### Collection entries
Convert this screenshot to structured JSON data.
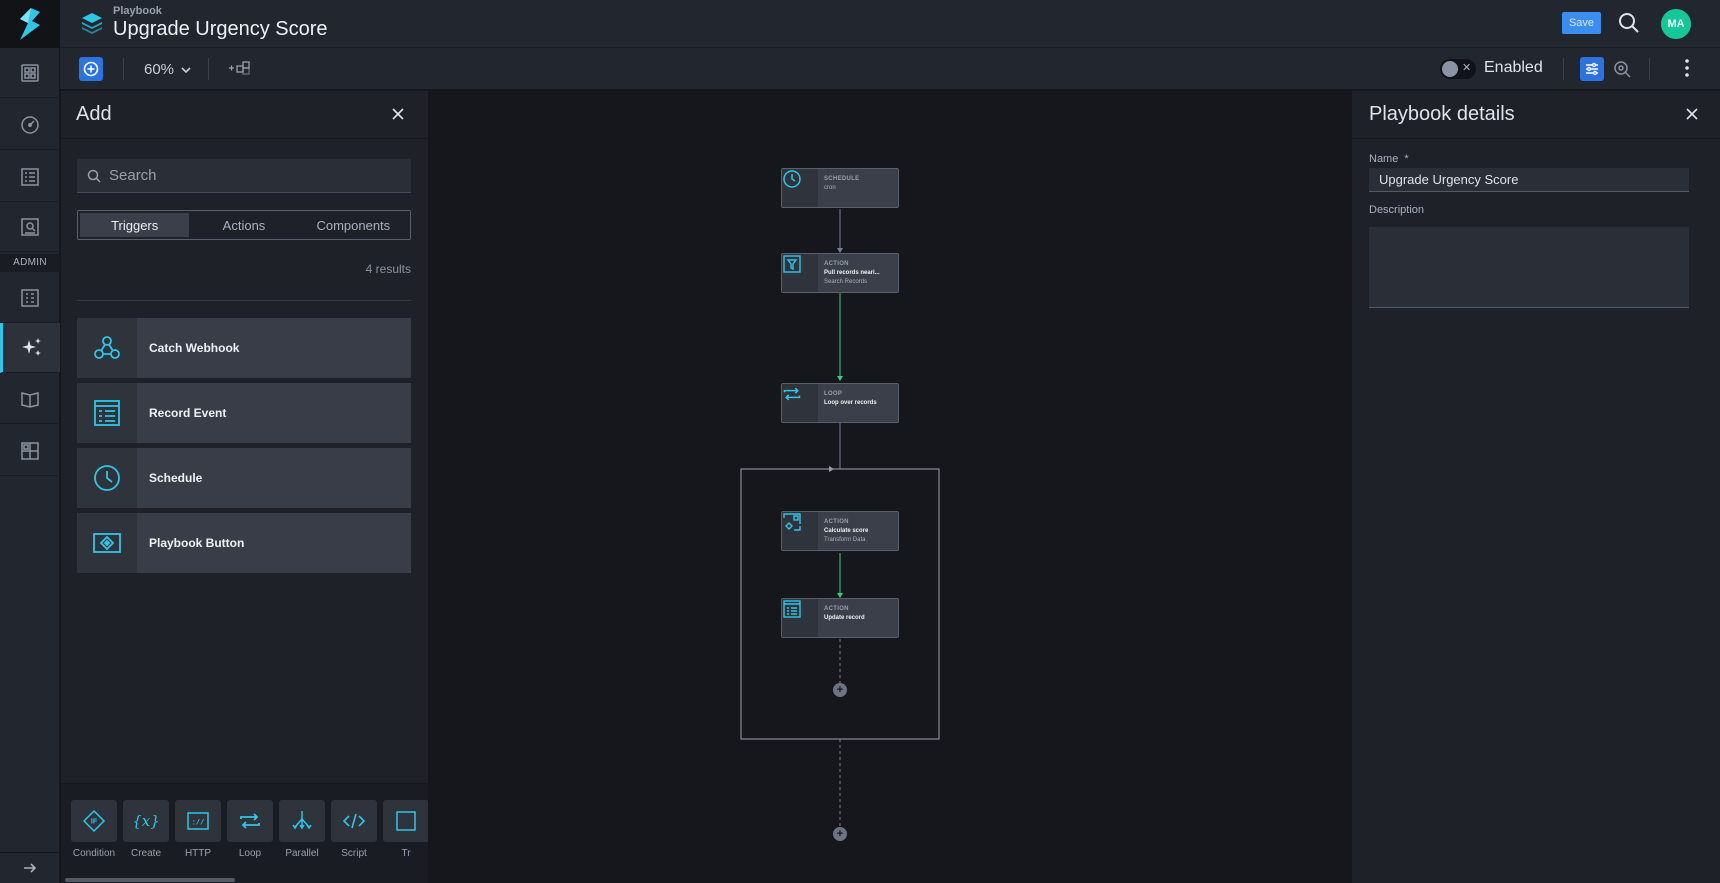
{
  "header": {
    "breadcrumb": "Playbook",
    "title": "Upgrade Urgency Score",
    "save_label": "Save",
    "avatar_initials": "MA"
  },
  "rail": {
    "admin_label": "ADMIN"
  },
  "toolbar": {
    "zoom": "60%",
    "enabled_label": "Enabled",
    "enabled": false
  },
  "add_panel": {
    "title": "Add",
    "search_placeholder": "Search",
    "tabs": [
      "Triggers",
      "Actions",
      "Components"
    ],
    "active_tab": "Triggers",
    "results": "4 results",
    "triggers": [
      {
        "label": "Catch Webhook",
        "icon": "webhook-icon"
      },
      {
        "label": "Record Event",
        "icon": "record-event-icon"
      },
      {
        "label": "Schedule",
        "icon": "clock-icon"
      },
      {
        "label": "Playbook Button",
        "icon": "playbook-button-icon"
      }
    ],
    "tools": [
      {
        "label": "Condition",
        "icon": "condition-icon"
      },
      {
        "label": "Create",
        "icon": "create-variable-icon"
      },
      {
        "label": "HTTP",
        "icon": "http-icon"
      },
      {
        "label": "Loop",
        "icon": "loop-icon"
      },
      {
        "label": "Parallel",
        "icon": "parallel-icon"
      },
      {
        "label": "Script",
        "icon": "script-icon"
      },
      {
        "label": "Tr",
        "icon": "transform-icon"
      }
    ]
  },
  "canvas": {
    "nodes": [
      {
        "kind": "SCHEDULE",
        "name": "cron",
        "sub": ""
      },
      {
        "kind": "ACTION",
        "name": "Pull records neari...",
        "sub": "Search Records"
      },
      {
        "kind": "LOOP",
        "name": "Loop over records",
        "sub": ""
      },
      {
        "kind": "ACTION",
        "name": "Calculate score",
        "sub": "Transform Data"
      },
      {
        "kind": "ACTION",
        "name": "Update record",
        "sub": ""
      }
    ],
    "add_step_symbol": "+"
  },
  "details": {
    "title": "Playbook details",
    "name_label": "Name",
    "required_mark": "*",
    "name_value": "Upgrade Urgency Score",
    "description_label": "Description",
    "description_value": ""
  },
  "colors": {
    "accent": "#2ec7e8",
    "primary": "#2b74e0",
    "success_edge": "#2fd27a",
    "avatar": "#16c79a"
  }
}
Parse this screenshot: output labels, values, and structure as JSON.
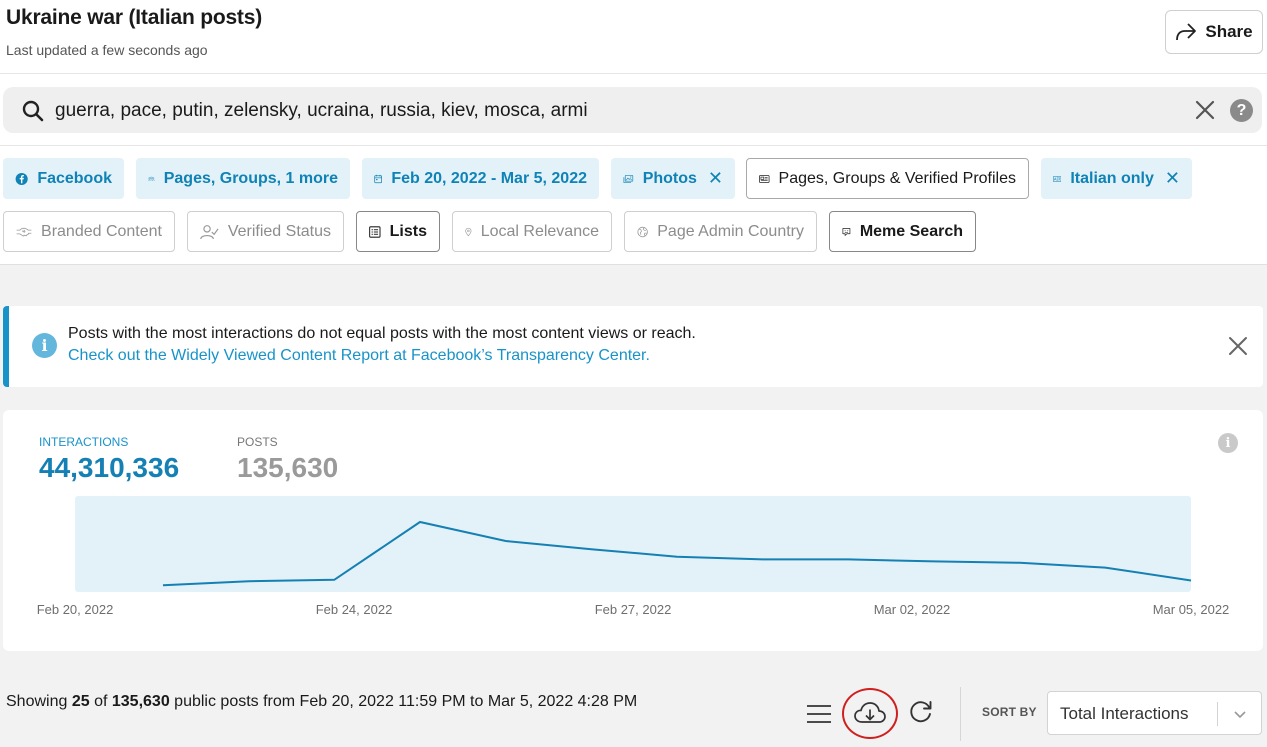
{
  "header": {
    "title": "Ukraine war (Italian posts)",
    "subtitle": "Last updated a few seconds ago",
    "share_label": "Share"
  },
  "search": {
    "query": "guerra, pace, putin, zelensky, ucraina, russia, kiev, mosca, armi",
    "help_label": "?"
  },
  "filters": {
    "row1": [
      {
        "label": "Facebook",
        "icon": "facebook-icon"
      },
      {
        "label": "Pages, Groups, 1 more",
        "icon": "people-icon"
      },
      {
        "label": "Feb 20, 2022 - Mar 5, 2022",
        "icon": "calendar-icon"
      },
      {
        "label": "Photos",
        "icon": "photos-icon",
        "removable": true
      },
      {
        "label": "Pages, Groups & Verified Profiles",
        "icon": "newspaper-icon"
      },
      {
        "label": "Italian only",
        "icon": "translate-icon",
        "removable": true
      }
    ],
    "row2": [
      {
        "label": "Branded Content",
        "icon": "handshake-icon",
        "enabled": false
      },
      {
        "label": "Verified Status",
        "icon": "verified-user-icon",
        "enabled": false
      },
      {
        "label": "Lists",
        "icon": "list-icon",
        "enabled": true
      },
      {
        "label": "Local Relevance",
        "icon": "location-pin-icon",
        "enabled": false
      },
      {
        "label": "Page Admin Country",
        "icon": "globe-icon",
        "enabled": false
      },
      {
        "label": "Meme Search",
        "icon": "meme-icon",
        "enabled": true
      }
    ]
  },
  "banner": {
    "line1": "Posts with the most interactions do not equal posts with the most content views or reach.",
    "link": "Check out the Widely Viewed Content Report at Facebook’s Transparency Center."
  },
  "metrics": {
    "interactions_label": "INTERACTIONS",
    "interactions_value": "44,310,336",
    "posts_label": "POSTS",
    "posts_value": "135,630"
  },
  "chart_data": {
    "type": "area",
    "x_ticks": [
      "Feb 20, 2022",
      "Feb 24, 2022",
      "Feb 27, 2022",
      "Mar 02, 2022",
      "Mar 05, 2022"
    ],
    "series": [
      {
        "values": [
          0.07,
          0.13,
          0.15,
          1.0,
          0.72,
          0.6,
          0.49,
          0.45,
          0.45,
          0.42,
          0.4,
          0.33,
          0.14
        ]
      }
    ],
    "colors": {
      "line": "#1480b3",
      "fill": "#e3f1f8"
    }
  },
  "footer": {
    "showing_prefix": "Showing",
    "count": "25",
    "of": "of",
    "total": "135,630",
    "suffix": "public posts from Feb 20, 2022 11:59 PM to Mar 5, 2022 4:28 PM"
  },
  "sort": {
    "label": "SORT BY",
    "value": "Total Interactions"
  }
}
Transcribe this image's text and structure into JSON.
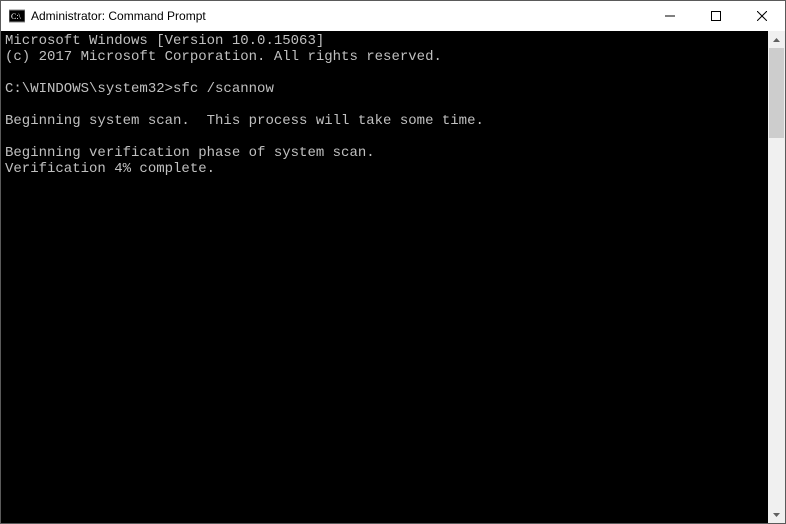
{
  "window": {
    "title": "Administrator: Command Prompt"
  },
  "terminal": {
    "lines": [
      "Microsoft Windows [Version 10.0.15063]",
      "(c) 2017 Microsoft Corporation. All rights reserved.",
      "",
      "C:\\WINDOWS\\system32>sfc /scannow",
      "",
      "Beginning system scan.  This process will take some time.",
      "",
      "Beginning verification phase of system scan.",
      "Verification 4% complete."
    ],
    "prompt": "C:\\WINDOWS\\system32>",
    "command": "sfc /scannow",
    "verification_percent": 4
  },
  "colors": {
    "terminal_bg": "#000000",
    "terminal_fg": "#c0c0c0",
    "titlebar_bg": "#ffffff"
  }
}
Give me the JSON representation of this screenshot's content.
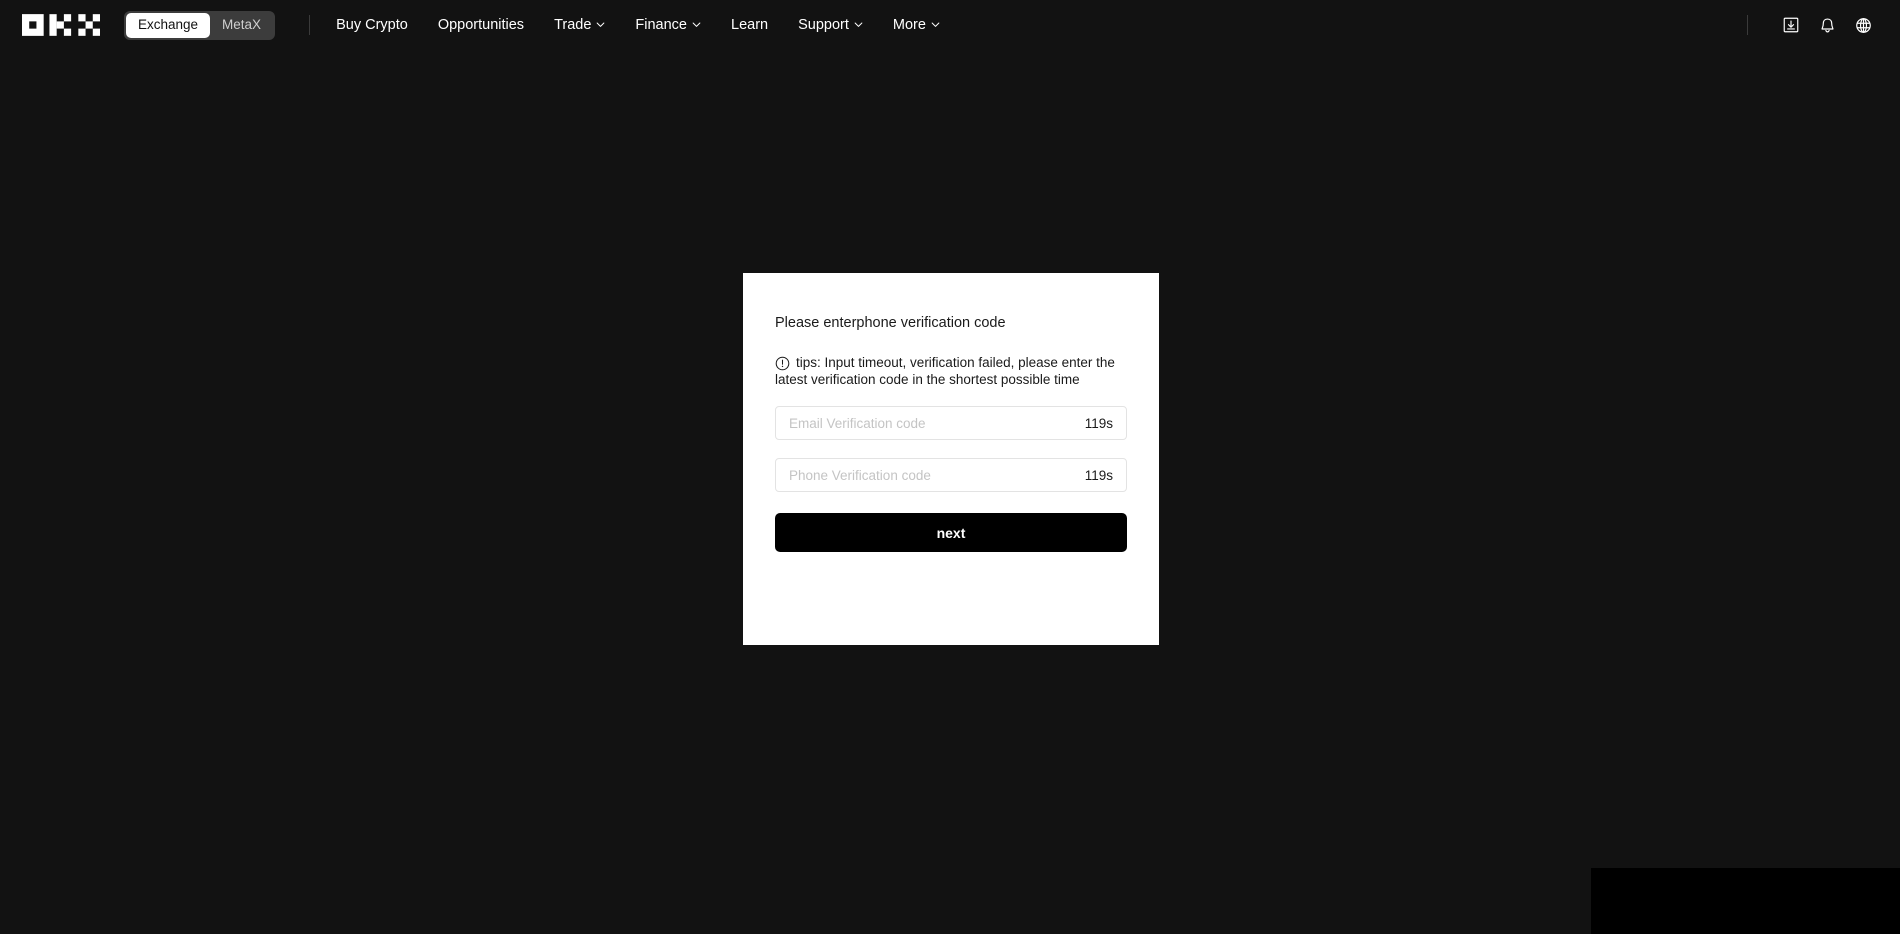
{
  "navbar": {
    "logo_alt": "OKX",
    "segmented": {
      "items": [
        {
          "label": "Exchange",
          "active": true
        },
        {
          "label": "MetaX",
          "active": false
        }
      ]
    },
    "links": [
      {
        "label": "Buy Crypto",
        "caret": false
      },
      {
        "label": "Opportunities",
        "caret": false
      },
      {
        "label": "Trade",
        "caret": true
      },
      {
        "label": "Finance",
        "caret": true
      },
      {
        "label": "Learn",
        "caret": false
      },
      {
        "label": "Support",
        "caret": true
      },
      {
        "label": "More",
        "caret": true
      }
    ],
    "icons": [
      {
        "name": "download-icon"
      },
      {
        "name": "bell-icon"
      },
      {
        "name": "globe-icon"
      }
    ]
  },
  "modal": {
    "title": "Please enterphone verification code",
    "tips_icon": "exclamation-circle-icon",
    "tips_text": "tips: Input timeout, verification failed, please enter the latest verification code in the shortest possible time",
    "fields": [
      {
        "name": "email-verification-code",
        "placeholder": "Email Verification code",
        "value": "",
        "timer": "119s"
      },
      {
        "name": "phone-verification-code",
        "placeholder": "Phone Verification code",
        "value": "",
        "timer": "119s"
      }
    ],
    "submit_label": "next"
  },
  "colors": {
    "page_background": "#121212",
    "card_background": "#ffffff",
    "accent_button": "#000000",
    "text_light": "#ffffff",
    "text_dark": "#1a1a1a",
    "placeholder": "#c4c4c4",
    "field_border": "#e3e3e3",
    "toggle_track": "#3c3c3c"
  }
}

### PROBLEM DETAILS
Pictures in the records above are not copied; print everything else exactly.

### THE OUTPUT
Convert this screenshot to structured JSON data.
{
  "header": {
    "breadcrumb": "Playbook",
    "title": "Upgrade Urgency Score",
    "save_label": "Save",
    "avatar_initials": "MA"
  },
  "rail": {
    "admin_label": "ADMIN"
  },
  "toolbar": {
    "zoom": "60%",
    "enabled_label": "Enabled",
    "enabled": false
  },
  "add_panel": {
    "title": "Add",
    "search_placeholder": "Search",
    "tabs": [
      "Triggers",
      "Actions",
      "Components"
    ],
    "active_tab": "Triggers",
    "results": "4 results",
    "triggers": [
      {
        "label": "Catch Webhook",
        "icon": "webhook-icon"
      },
      {
        "label": "Record Event",
        "icon": "record-event-icon"
      },
      {
        "label": "Schedule",
        "icon": "clock-icon"
      },
      {
        "label": "Playbook Button",
        "icon": "playbook-button-icon"
      }
    ],
    "tools": [
      {
        "label": "Condition",
        "icon": "condition-icon"
      },
      {
        "label": "Create",
        "icon": "create-variable-icon"
      },
      {
        "label": "HTTP",
        "icon": "http-icon"
      },
      {
        "label": "Loop",
        "icon": "loop-icon"
      },
      {
        "label": "Parallel",
        "icon": "parallel-icon"
      },
      {
        "label": "Script",
        "icon": "script-icon"
      },
      {
        "label": "Tr",
        "icon": "transform-icon"
      }
    ]
  },
  "canvas": {
    "nodes": [
      {
        "kind": "SCHEDULE",
        "name": "cron",
        "sub": ""
      },
      {
        "kind": "ACTION",
        "name": "Pull records neari...",
        "sub": "Search Records"
      },
      {
        "kind": "LOOP",
        "name": "Loop over records",
        "sub": ""
      },
      {
        "kind": "ACTION",
        "name": "Calculate score",
        "sub": "Transform Data"
      },
      {
        "kind": "ACTION",
        "name": "Update record",
        "sub": ""
      }
    ],
    "add_step_symbol": "+"
  },
  "details": {
    "title": "Playbook details",
    "name_label": "Name",
    "required_mark": "*",
    "name_value": "Upgrade Urgency Score",
    "description_label": "Description",
    "description_value": ""
  },
  "colors": {
    "accent": "#2ec7e8",
    "primary": "#2b74e0",
    "success_edge": "#2fd27a",
    "avatar": "#16c79a"
  }
}
Parse this screenshot: output labels, values, and structure as JSON.
{
  "header": {
    "title": "Ukraine war (Italian posts)",
    "subtitle": "Last updated a few seconds ago",
    "share_label": "Share"
  },
  "search": {
    "query": "guerra, pace, putin, zelensky, ucraina, russia, kiev, mosca, armi",
    "help_label": "?"
  },
  "filters": {
    "row1": [
      {
        "label": "Facebook",
        "icon": "facebook-icon"
      },
      {
        "label": "Pages, Groups, 1 more",
        "icon": "people-icon"
      },
      {
        "label": "Feb 20, 2022 - Mar 5, 2022",
        "icon": "calendar-icon"
      },
      {
        "label": "Photos",
        "icon": "photos-icon",
        "removable": true
      },
      {
        "label": "Pages, Groups & Verified Profiles",
        "icon": "newspaper-icon"
      },
      {
        "label": "Italian only",
        "icon": "translate-icon",
        "removable": true
      }
    ],
    "row2": [
      {
        "label": "Branded Content",
        "icon": "handshake-icon",
        "enabled": false
      },
      {
        "label": "Verified Status",
        "icon": "verified-user-icon",
        "enabled": false
      },
      {
        "label": "Lists",
        "icon": "list-icon",
        "enabled": true
      },
      {
        "label": "Local Relevance",
        "icon": "location-pin-icon",
        "enabled": false
      },
      {
        "label": "Page Admin Country",
        "icon": "globe-icon",
        "enabled": false
      },
      {
        "label": "Meme Search",
        "icon": "meme-icon",
        "enabled": true
      }
    ]
  },
  "banner": {
    "line1": "Posts with the most interactions do not equal posts with the most content views or reach.",
    "link": "Check out the Widely Viewed Content Report at Facebook’s Transparency Center."
  },
  "metrics": {
    "interactions_label": "INTERACTIONS",
    "interactions_value": "44,310,336",
    "posts_label": "POSTS",
    "posts_value": "135,630"
  },
  "chart_data": {
    "type": "area",
    "x_ticks": [
      "Feb 20, 2022",
      "Feb 24, 2022",
      "Feb 27, 2022",
      "Mar 02, 2022",
      "Mar 05, 2022"
    ],
    "series": [
      {
        "values": [
          0.07,
          0.13,
          0.15,
          1.0,
          0.72,
          0.6,
          0.49,
          0.45,
          0.45,
          0.42,
          0.4,
          0.33,
          0.14
        ]
      }
    ],
    "colors": {
      "line": "#1480b3",
      "fill": "#e3f1f8"
    }
  },
  "footer": {
    "showing_prefix": "Showing",
    "count": "25",
    "of": "of",
    "total": "135,630",
    "suffix": "public posts from Feb 20, 2022 11:59 PM to Mar 5, 2022 4:28 PM"
  },
  "sort": {
    "label": "SORT BY",
    "value": "Total Interactions"
  }
}
Transcribe this image's text and structure into JSON.
{
  "window": {
    "title": "Administrator: Command Prompt"
  },
  "terminal": {
    "lines": [
      "Microsoft Windows [Version 10.0.15063]",
      "(c) 2017 Microsoft Corporation. All rights reserved.",
      "",
      "C:\\WINDOWS\\system32>sfc /scannow",
      "",
      "Beginning system scan.  This process will take some time.",
      "",
      "Beginning verification phase of system scan.",
      "Verification 4% complete."
    ],
    "prompt": "C:\\WINDOWS\\system32>",
    "command": "sfc /scannow",
    "verification_percent": 4
  },
  "colors": {
    "terminal_bg": "#000000",
    "terminal_fg": "#c0c0c0",
    "titlebar_bg": "#ffffff"
  }
}
Give me the JSON representation of this screenshot's content.
{
  "navbar": {
    "logo_alt": "OKX",
    "segmented": {
      "items": [
        {
          "label": "Exchange",
          "active": true
        },
        {
          "label": "MetaX",
          "active": false
        }
      ]
    },
    "links": [
      {
        "label": "Buy Crypto",
        "caret": false
      },
      {
        "label": "Opportunities",
        "caret": false
      },
      {
        "label": "Trade",
        "caret": true
      },
      {
        "label": "Finance",
        "caret": true
      },
      {
        "label": "Learn",
        "caret": false
      },
      {
        "label": "Support",
        "caret": true
      },
      {
        "label": "More",
        "caret": true
      }
    ],
    "icons": [
      {
        "name": "download-icon"
      },
      {
        "name": "bell-icon"
      },
      {
        "name": "globe-icon"
      }
    ]
  },
  "modal": {
    "title": "Please enterphone verification code",
    "tips_icon": "exclamation-circle-icon",
    "tips_text": "tips: Input timeout, verification failed, please enter the latest verification code in the shortest possible time",
    "fields": [
      {
        "name": "email-verification-code",
        "placeholder": "Email Verification code",
        "value": "",
        "timer": "119s"
      },
      {
        "name": "phone-verification-code",
        "placeholder": "Phone Verification code",
        "value": "",
        "timer": "119s"
      }
    ],
    "submit_label": "next"
  },
  "colors": {
    "page_background": "#121212",
    "card_background": "#ffffff",
    "accent_button": "#000000",
    "text_light": "#ffffff",
    "text_dark": "#1a1a1a",
    "placeholder": "#c4c4c4",
    "field_border": "#e3e3e3",
    "toggle_track": "#3c3c3c"
  }
}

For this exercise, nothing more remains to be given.